Aim -> Return the whole listing, keeping every character the same.

Given data ->

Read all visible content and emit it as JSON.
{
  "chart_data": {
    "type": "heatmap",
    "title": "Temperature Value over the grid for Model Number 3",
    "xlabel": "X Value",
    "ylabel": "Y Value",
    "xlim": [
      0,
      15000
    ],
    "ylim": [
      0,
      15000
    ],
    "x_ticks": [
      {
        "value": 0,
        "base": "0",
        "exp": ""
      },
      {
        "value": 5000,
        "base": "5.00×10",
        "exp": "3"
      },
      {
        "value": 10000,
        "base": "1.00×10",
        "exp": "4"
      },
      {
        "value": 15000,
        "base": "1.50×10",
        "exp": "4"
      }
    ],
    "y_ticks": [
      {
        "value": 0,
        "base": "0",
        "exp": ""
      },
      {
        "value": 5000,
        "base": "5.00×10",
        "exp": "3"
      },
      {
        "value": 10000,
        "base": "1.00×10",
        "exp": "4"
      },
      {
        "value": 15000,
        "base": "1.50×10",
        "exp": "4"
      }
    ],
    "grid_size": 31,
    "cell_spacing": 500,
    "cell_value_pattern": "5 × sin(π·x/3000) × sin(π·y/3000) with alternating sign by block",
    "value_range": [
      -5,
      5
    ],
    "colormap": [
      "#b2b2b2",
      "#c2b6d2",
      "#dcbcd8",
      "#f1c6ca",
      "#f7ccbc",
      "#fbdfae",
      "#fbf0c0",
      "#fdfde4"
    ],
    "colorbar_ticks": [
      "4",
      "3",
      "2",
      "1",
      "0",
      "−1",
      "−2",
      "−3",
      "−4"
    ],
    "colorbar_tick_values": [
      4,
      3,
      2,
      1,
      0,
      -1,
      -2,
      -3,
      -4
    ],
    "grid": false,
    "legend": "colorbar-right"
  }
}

Answer to the problem ->
Read all visible content and emit it as JSON.
{
  "chart_data": {
    "type": "heatmap",
    "title": "Temperature Value over the grid for Model Number 3",
    "xlabel": "X Value",
    "ylabel": "Y Value",
    "xlim": [
      0,
      15000
    ],
    "ylim": [
      0,
      15000
    ],
    "x_ticks": [
      {
        "value": 0,
        "base": "0",
        "exp": ""
      },
      {
        "value": 5000,
        "base": "5.00×10",
        "exp": "3"
      },
      {
        "value": 10000,
        "base": "1.00×10",
        "exp": "4"
      },
      {
        "value": 15000,
        "base": "1.50×10",
        "exp": "4"
      }
    ],
    "y_ticks": [
      {
        "value": 0,
        "base": "0",
        "exp": ""
      },
      {
        "value": 5000,
        "base": "5.00×10",
        "exp": "3"
      },
      {
        "value": 10000,
        "base": "1.00×10",
        "exp": "4"
      },
      {
        "value": 15000,
        "base": "1.50×10",
        "exp": "4"
      }
    ],
    "grid_size": 31,
    "cell_spacing": 500,
    "cell_value_pattern": "5 × sin(π·x/3000) × sin(π·y/3000) with alternating sign by block",
    "value_range": [
      -5,
      5
    ],
    "colormap": [
      "#b2b2b2",
      "#c2b6d2",
      "#dcbcd8",
      "#f1c6ca",
      "#f7ccbc",
      "#fbdfae",
      "#fbf0c0",
      "#fdfde4"
    ],
    "colorbar_ticks": [
      "4",
      "3",
      "2",
      "1",
      "0",
      "−1",
      "−2",
      "−3",
      "−4"
    ],
    "colorbar_tick_values": [
      4,
      3,
      2,
      1,
      0,
      -1,
      -2,
      -3,
      -4
    ],
    "grid": false,
    "legend": "colorbar-right"
  }
}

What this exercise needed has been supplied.